- _Your objective_
Extend the patent text on the differential cross-coupled multivibrator, picking up right after its last claim.

CN-122001302-A - Differential cross-coupled multivibrator

Abstract

The invention belongs to the field of analog integrated circuit design, and particularly relates to a differential cross-coupling multivibrator, which comprises an oscillation main circuit, a control voltage selection circuit, a control voltage buffer circuit and an auxiliary control voltage selection circuit, wherein the oscillation main circuit is used for generating periodic rectangular waves, the control voltage selection circuit is used for realizing frequency adjustment of the oscillation main circuit by selecting control voltage, the control voltage buffer circuit is used for inhibiting power noise interference in the oscillation main circuit and assisting the control voltage selection circuit in realizing frequency adjustment, the frequency of an oscillator can be changed along with the change of voltage by introducing the control voltage selection circuit, the effect of a voltage-controlled oscillator is realized, and the influence of process deviation is reduced by introducing the control voltage buffer circuit.

Inventors

• ZHU LING
• CHEN PENGFEI
• LIU LU
• CHEN SILIANG
• HU YUN
• HU YONGFEI
• NI YABO

Assignees

• 重庆吉芯科技有限公司

Dates

Publication Date

20260508

Application Date

20260122

Claims (8)

1. 1.A differential cross-coupled multivibrator comprising: an oscillation main circuit for generating a periodic rectangular wave; The control voltage selection circuit is used for realizing the frequency adjustment of the oscillation main circuit by selecting the control voltage; and the control voltage buffer circuit is used for inhibiting power supply noise interference in the oscillation main circuit and assisting the control voltage selection circuit to realize frequency adjustment.
2. 2. The differential cross-coupled multivibrator of claim 1, wherein the control voltage selection circuit comprises switches S1-S3, resistors R1-R4, and capacitor C1, wherein: One end of the resistor R1 is connected with the voltage Vin, and the other end of the resistor R1 is connected with one end of the resistor R2, the other end of the resistor R2 is connected with one end of the resistor R3, the other end of the resistor R3 is connected with the resistor R4, and the other end of the resistor R4 is grounded; the switch S1 is connected to two ends of the resistor R2, the switch S2 is connected to two ends of the resistor R3, and the switch S3 is connected to two ends of the resistor R4; one end of the capacitor is connected with one end of the resistor R2 and controls the voltage buffer circuit, and the other end of the capacitor C1 is grounded.
3. 3. The differential cross-coupled multivibrator of claim 2, wherein resistors R2-R4 have equal resistance and R1 has twice the resistance of resistor R2.

- _Raw records_
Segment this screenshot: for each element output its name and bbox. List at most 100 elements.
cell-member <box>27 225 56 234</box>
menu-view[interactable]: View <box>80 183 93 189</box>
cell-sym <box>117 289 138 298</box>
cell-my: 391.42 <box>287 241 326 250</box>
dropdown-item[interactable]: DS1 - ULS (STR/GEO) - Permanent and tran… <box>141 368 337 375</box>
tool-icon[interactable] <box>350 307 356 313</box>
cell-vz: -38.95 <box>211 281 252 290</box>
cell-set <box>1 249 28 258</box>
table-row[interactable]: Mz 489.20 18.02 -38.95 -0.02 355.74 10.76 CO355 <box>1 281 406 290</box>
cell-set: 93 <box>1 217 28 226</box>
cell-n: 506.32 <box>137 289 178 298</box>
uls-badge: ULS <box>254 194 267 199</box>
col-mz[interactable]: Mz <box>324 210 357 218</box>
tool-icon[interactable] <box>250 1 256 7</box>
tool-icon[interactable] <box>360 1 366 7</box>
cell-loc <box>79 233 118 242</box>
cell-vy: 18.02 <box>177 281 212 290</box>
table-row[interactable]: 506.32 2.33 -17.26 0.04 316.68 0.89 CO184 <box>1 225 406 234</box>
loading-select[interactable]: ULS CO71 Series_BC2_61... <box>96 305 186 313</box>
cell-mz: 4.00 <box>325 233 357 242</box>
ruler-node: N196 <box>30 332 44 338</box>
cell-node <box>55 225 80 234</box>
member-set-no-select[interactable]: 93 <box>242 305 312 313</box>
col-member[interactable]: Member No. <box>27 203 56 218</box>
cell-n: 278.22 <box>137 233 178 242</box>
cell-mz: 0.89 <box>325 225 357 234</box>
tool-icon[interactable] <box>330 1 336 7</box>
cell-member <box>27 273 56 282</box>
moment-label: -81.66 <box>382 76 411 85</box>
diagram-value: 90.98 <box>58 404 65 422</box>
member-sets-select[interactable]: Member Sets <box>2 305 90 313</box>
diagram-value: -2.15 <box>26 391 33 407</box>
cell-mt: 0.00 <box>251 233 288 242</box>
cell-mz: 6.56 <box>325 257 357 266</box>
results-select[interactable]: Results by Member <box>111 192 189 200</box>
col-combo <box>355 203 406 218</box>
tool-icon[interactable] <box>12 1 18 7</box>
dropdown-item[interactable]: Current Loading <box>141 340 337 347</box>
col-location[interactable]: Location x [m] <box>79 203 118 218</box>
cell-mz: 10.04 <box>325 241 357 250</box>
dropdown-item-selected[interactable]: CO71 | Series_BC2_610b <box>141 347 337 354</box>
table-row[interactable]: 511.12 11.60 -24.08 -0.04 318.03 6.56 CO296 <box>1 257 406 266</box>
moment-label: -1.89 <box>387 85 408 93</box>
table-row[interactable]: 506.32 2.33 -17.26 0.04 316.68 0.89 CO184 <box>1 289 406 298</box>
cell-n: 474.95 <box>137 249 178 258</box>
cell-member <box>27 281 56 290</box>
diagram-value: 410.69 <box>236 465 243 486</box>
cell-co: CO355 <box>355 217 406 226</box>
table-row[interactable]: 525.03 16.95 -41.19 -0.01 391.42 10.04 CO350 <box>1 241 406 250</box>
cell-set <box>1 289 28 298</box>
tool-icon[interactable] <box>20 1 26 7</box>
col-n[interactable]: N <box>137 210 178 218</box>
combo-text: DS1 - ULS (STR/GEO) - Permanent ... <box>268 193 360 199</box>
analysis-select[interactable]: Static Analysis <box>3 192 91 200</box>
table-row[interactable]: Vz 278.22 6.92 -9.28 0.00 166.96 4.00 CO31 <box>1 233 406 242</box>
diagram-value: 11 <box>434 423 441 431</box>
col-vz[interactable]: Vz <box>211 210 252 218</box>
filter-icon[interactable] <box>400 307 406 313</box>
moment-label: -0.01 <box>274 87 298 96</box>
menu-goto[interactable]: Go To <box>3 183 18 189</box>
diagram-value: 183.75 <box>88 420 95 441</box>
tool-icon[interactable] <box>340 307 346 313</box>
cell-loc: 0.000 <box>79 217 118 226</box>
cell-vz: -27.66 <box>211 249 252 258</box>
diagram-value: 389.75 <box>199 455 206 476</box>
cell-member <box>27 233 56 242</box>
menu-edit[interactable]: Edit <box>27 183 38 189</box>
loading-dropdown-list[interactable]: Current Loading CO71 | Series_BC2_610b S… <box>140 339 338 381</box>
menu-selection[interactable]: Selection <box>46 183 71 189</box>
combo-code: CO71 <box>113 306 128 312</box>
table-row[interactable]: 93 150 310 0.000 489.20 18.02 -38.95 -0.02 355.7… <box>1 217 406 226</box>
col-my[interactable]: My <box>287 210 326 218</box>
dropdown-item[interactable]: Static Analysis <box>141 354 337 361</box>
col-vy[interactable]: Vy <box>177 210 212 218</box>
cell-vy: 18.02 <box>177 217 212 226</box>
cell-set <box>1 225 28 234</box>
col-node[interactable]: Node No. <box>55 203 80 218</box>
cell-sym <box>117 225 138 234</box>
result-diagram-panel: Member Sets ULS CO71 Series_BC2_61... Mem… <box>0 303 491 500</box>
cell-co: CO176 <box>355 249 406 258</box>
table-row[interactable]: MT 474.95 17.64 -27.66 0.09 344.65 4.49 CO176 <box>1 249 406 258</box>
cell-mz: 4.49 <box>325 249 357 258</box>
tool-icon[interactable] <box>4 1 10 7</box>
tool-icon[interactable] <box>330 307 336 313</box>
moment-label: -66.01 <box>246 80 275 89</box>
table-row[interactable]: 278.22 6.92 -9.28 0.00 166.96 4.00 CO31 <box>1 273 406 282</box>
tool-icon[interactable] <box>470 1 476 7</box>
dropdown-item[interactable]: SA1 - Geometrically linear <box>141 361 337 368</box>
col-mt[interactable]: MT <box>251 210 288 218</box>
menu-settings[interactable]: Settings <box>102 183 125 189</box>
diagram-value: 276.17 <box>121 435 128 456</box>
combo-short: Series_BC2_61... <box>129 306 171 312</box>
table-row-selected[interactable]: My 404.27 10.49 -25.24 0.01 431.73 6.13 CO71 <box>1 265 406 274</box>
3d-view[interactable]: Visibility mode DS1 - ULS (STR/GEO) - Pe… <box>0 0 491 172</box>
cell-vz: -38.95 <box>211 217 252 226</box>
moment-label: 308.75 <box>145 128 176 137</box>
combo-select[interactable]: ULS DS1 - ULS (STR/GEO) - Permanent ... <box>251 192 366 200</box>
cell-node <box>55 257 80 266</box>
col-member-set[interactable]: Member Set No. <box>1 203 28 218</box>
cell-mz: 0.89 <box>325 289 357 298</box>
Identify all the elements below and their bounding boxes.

...

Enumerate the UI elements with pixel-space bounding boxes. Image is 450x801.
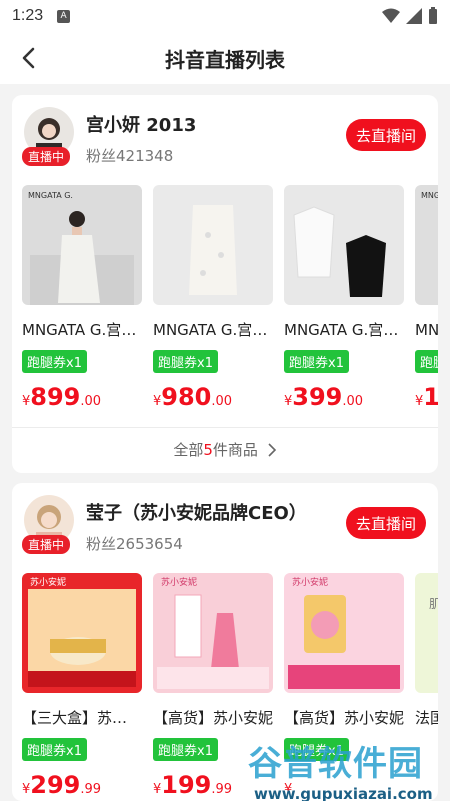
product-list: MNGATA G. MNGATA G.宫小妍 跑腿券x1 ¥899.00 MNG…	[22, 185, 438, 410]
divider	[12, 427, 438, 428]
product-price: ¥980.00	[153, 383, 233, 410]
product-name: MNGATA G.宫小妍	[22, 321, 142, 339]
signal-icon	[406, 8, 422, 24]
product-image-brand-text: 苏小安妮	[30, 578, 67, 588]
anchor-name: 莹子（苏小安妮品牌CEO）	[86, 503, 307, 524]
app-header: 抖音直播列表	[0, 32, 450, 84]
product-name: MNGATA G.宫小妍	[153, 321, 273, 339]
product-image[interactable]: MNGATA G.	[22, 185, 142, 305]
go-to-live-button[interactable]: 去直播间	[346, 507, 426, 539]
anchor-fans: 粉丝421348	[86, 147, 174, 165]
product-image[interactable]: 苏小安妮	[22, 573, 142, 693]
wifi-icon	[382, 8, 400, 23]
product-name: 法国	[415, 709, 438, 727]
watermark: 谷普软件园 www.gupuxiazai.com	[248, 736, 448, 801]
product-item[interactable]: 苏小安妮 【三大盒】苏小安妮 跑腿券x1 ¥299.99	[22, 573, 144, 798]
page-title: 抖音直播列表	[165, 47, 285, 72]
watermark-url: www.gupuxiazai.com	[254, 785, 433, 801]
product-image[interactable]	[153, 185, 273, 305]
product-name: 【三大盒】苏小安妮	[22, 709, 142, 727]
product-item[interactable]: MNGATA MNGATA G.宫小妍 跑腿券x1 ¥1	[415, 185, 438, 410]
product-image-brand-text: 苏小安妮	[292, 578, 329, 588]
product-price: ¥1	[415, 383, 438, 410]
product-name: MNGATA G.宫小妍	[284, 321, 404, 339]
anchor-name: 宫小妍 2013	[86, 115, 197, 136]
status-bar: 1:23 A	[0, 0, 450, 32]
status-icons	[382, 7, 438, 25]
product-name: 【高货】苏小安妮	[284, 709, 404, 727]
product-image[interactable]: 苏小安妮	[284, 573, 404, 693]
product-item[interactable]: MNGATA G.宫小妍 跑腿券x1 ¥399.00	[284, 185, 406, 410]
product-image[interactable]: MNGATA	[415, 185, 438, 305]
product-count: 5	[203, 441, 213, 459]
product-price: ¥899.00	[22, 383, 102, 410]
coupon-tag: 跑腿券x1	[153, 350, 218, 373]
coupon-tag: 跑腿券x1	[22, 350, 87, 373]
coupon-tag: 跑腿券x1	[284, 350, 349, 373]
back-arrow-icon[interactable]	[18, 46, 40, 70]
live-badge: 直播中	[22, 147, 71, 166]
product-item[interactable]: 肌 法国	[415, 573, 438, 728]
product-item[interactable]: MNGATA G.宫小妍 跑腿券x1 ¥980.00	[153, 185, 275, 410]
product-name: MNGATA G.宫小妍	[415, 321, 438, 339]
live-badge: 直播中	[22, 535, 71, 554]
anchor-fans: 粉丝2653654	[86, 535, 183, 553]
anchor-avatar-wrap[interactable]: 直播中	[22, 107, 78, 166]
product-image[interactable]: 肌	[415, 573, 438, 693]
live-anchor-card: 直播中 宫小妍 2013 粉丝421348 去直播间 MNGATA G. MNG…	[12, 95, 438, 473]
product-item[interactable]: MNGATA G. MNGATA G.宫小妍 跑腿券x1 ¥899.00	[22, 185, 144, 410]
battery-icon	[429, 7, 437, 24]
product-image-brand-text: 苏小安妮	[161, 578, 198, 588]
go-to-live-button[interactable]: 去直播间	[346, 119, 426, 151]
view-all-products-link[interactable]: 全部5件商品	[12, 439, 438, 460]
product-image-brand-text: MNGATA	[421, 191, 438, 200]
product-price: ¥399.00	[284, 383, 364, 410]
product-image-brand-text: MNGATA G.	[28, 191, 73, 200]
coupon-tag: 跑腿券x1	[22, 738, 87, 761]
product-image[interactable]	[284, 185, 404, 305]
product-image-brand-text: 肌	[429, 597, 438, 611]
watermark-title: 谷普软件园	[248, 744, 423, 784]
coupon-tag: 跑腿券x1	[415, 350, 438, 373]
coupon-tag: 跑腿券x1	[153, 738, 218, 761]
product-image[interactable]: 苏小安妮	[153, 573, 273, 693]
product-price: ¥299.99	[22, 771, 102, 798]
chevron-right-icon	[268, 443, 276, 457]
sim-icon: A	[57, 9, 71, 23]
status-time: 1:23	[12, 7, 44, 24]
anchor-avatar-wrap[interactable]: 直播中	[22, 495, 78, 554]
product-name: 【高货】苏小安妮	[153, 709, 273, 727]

...

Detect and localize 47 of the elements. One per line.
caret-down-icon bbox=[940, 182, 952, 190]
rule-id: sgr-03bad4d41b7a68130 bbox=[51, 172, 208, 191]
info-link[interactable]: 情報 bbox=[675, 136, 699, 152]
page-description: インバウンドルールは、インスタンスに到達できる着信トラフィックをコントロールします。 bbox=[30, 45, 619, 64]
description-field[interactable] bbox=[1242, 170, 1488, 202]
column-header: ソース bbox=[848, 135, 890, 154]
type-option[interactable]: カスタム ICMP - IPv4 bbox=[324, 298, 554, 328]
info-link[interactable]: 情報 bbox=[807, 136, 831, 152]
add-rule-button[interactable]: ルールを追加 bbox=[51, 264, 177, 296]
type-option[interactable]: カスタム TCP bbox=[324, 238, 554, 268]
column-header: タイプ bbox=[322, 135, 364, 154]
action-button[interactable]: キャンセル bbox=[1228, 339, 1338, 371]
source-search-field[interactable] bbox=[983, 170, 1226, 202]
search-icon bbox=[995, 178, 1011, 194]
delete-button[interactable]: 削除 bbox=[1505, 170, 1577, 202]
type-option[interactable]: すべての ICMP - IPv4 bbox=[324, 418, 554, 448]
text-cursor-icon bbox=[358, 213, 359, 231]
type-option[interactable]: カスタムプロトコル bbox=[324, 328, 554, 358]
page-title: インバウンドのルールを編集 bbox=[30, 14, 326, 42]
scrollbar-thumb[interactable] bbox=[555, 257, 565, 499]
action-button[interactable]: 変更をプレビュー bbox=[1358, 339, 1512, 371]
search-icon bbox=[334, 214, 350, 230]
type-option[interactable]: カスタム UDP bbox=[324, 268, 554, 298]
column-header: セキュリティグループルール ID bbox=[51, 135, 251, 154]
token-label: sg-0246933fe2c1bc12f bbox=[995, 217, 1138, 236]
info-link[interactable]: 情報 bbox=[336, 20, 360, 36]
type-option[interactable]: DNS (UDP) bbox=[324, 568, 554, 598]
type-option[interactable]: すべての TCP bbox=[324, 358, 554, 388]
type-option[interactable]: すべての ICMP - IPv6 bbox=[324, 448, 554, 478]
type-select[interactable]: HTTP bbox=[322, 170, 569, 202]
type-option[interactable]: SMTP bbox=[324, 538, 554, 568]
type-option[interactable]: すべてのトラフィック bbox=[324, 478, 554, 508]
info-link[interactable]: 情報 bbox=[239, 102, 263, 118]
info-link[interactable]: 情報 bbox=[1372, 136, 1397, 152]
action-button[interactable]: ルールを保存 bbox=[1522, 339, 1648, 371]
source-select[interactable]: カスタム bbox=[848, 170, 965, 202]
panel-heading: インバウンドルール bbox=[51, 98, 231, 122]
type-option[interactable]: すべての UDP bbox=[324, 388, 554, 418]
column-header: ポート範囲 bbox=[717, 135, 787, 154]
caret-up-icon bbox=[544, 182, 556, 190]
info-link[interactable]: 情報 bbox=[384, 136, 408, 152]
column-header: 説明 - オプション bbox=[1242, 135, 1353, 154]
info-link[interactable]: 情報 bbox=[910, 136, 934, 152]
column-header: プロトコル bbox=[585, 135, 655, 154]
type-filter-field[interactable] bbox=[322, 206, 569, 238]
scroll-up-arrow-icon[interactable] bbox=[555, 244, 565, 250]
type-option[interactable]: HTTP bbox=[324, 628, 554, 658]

- _Right answer_
4. 4. The differential cross-coupled multivibrator of claim 2, wherein the control voltage buffer circuit comprises transistors Q7-Q10, wherein: The base of the transistors Q7-Q8 is connected with a capacitor C1 in the control voltage selection circuit, the connection point is marked as V1, the collector of the transistor Q7 is connected with a power supply voltage, the emitter of the transistor Q7 is connected with the base of the transistor Q9 and the oscillation main circuit, the collector of the transistor Q9 is grounded, the emitter of the transistor Q9 is connected with the emitter of the transistor Q10, the connection point is marked as V2, the emitters of the transistors Q9-Q10 are also connected with the oscillation main circuit, the collector of the transistor Q8 is grounded, the emitter of the transistor Q8 is connected with the oscillation main circuit, the base and the collector of the transistor Q10, and the collector of the transistor Q10 is connected with the power supply voltage.
5. 5. A differential cross-coupled multivibrator as claimed in claim 4 wherein transistors Q7, Q10 are NPN transistors and transistors Q8, Q9 are PNP transistors.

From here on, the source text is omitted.